SUPPLIED RECORDS:
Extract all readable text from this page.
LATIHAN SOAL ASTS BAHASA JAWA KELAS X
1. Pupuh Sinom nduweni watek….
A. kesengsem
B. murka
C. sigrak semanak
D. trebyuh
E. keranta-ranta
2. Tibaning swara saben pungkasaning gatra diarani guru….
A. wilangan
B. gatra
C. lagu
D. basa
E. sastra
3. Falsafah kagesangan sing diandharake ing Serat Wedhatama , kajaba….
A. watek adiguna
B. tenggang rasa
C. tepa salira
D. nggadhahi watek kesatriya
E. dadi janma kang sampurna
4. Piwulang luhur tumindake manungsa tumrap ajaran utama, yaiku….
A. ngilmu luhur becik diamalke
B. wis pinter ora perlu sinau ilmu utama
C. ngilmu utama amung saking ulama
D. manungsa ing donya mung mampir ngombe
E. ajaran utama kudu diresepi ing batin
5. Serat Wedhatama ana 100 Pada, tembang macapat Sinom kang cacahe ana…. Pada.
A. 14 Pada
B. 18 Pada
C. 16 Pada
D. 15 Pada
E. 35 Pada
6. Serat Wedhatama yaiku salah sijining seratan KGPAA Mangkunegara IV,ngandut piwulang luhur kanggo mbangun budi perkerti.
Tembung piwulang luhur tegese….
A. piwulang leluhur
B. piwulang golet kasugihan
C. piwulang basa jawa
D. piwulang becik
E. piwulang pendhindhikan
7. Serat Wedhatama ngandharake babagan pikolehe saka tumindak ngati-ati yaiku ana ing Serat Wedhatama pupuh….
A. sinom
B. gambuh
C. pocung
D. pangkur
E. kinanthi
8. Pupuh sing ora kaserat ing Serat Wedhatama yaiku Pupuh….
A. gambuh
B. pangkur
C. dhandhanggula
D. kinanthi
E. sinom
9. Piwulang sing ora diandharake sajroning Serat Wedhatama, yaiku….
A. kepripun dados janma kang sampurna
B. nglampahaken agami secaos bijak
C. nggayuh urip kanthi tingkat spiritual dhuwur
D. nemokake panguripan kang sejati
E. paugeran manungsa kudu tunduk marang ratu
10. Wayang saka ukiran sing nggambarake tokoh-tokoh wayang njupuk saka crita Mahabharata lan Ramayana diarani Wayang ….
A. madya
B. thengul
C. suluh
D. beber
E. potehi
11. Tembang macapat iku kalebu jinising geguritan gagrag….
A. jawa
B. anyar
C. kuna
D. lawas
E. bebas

GIVEN TASK:
Filter the data, keeping only the lines that contain "kudu".

ANSWER FOR THE TASK:
E. ajaran utama kudu diresepi ing batin
E. paugeran manungsa kudu tunduk marang ratu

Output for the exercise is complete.